**WHAT IS EXPECTED:** In the listing below, locate the lines bearing the word "JSON". Copy every one of them.

>> START

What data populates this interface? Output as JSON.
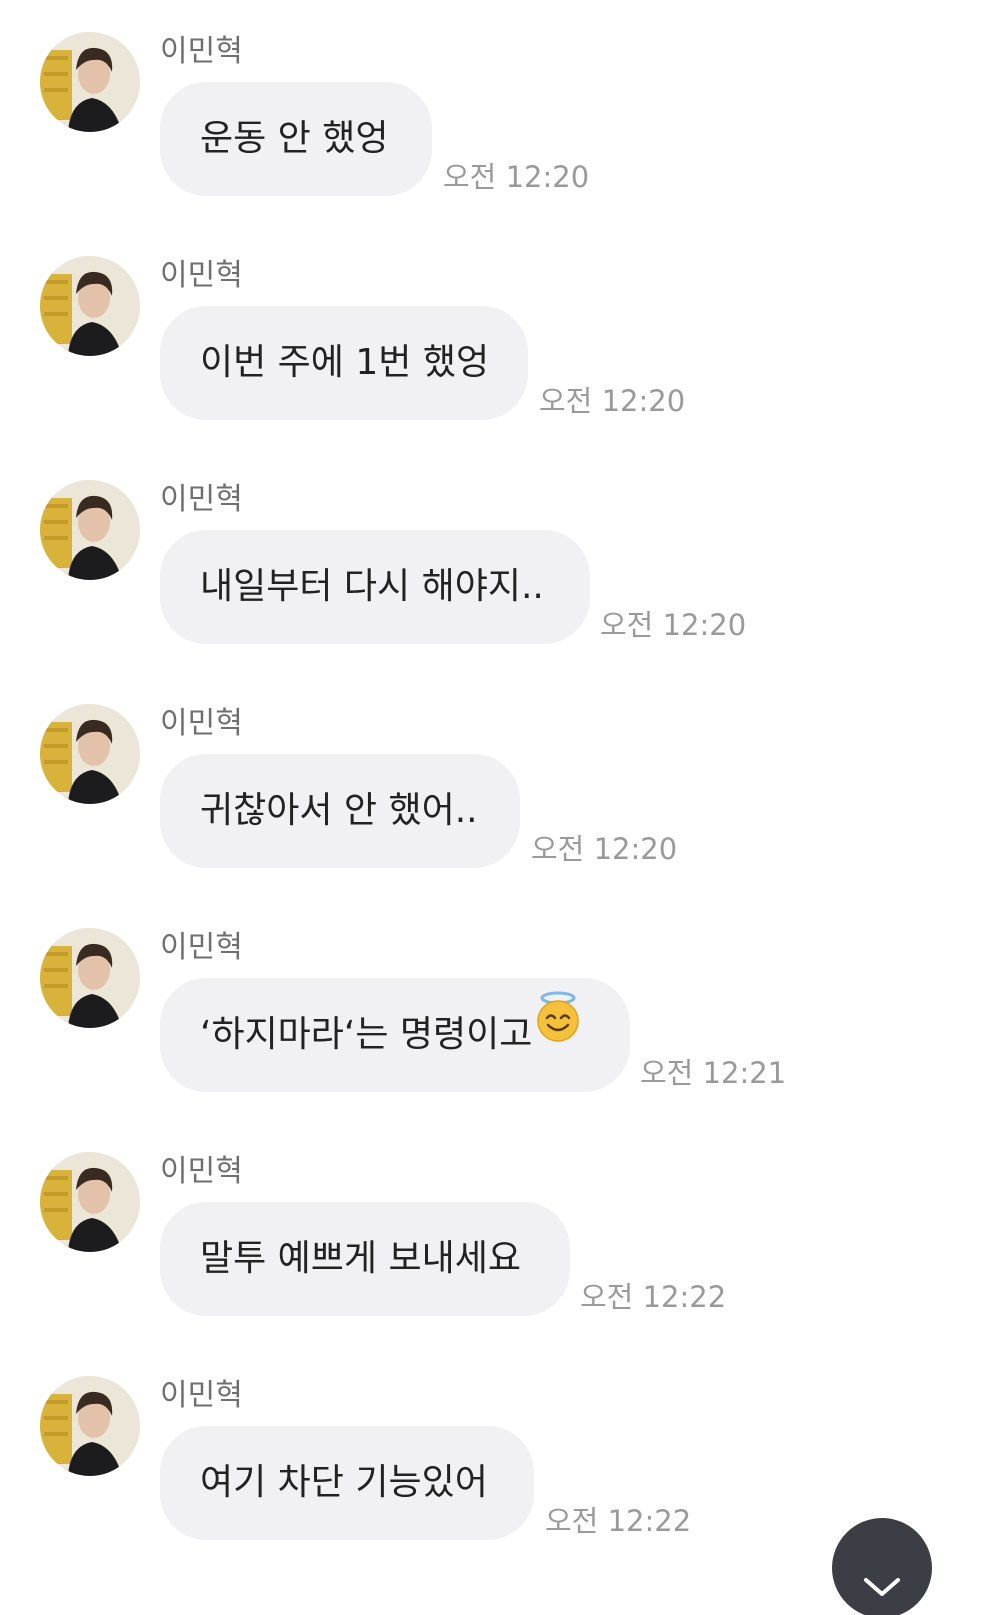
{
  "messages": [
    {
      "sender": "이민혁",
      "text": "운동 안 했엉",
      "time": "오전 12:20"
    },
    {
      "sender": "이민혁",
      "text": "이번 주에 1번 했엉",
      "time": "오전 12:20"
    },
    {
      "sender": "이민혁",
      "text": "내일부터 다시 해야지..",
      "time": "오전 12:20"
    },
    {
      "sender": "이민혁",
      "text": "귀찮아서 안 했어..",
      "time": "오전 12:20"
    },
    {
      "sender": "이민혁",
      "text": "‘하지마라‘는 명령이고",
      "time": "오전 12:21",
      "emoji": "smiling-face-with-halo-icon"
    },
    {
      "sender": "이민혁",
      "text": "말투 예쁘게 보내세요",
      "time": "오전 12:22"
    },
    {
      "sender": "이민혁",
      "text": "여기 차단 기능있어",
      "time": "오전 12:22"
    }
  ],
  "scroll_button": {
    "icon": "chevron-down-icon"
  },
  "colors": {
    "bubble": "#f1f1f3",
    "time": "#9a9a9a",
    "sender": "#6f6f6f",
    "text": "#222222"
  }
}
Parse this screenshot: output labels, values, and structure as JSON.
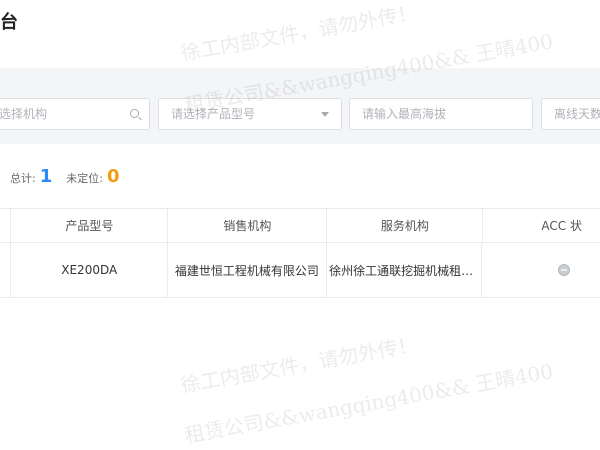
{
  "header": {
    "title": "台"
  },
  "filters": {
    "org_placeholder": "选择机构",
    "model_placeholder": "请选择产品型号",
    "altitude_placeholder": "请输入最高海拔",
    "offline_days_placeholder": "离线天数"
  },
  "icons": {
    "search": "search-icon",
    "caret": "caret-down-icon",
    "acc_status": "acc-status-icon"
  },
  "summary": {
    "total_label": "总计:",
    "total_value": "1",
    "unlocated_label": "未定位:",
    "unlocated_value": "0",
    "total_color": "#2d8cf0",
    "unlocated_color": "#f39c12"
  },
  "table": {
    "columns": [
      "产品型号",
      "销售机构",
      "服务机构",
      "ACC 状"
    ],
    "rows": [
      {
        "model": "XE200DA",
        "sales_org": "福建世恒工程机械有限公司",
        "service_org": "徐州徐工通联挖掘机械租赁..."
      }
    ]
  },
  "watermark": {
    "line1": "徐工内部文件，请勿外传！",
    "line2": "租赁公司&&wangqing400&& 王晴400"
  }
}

>> END

**TASK SOLUTION:**
What data populates this interface? Output as JSON.
Parse this screenshot: output labels, values, and structure as JSON.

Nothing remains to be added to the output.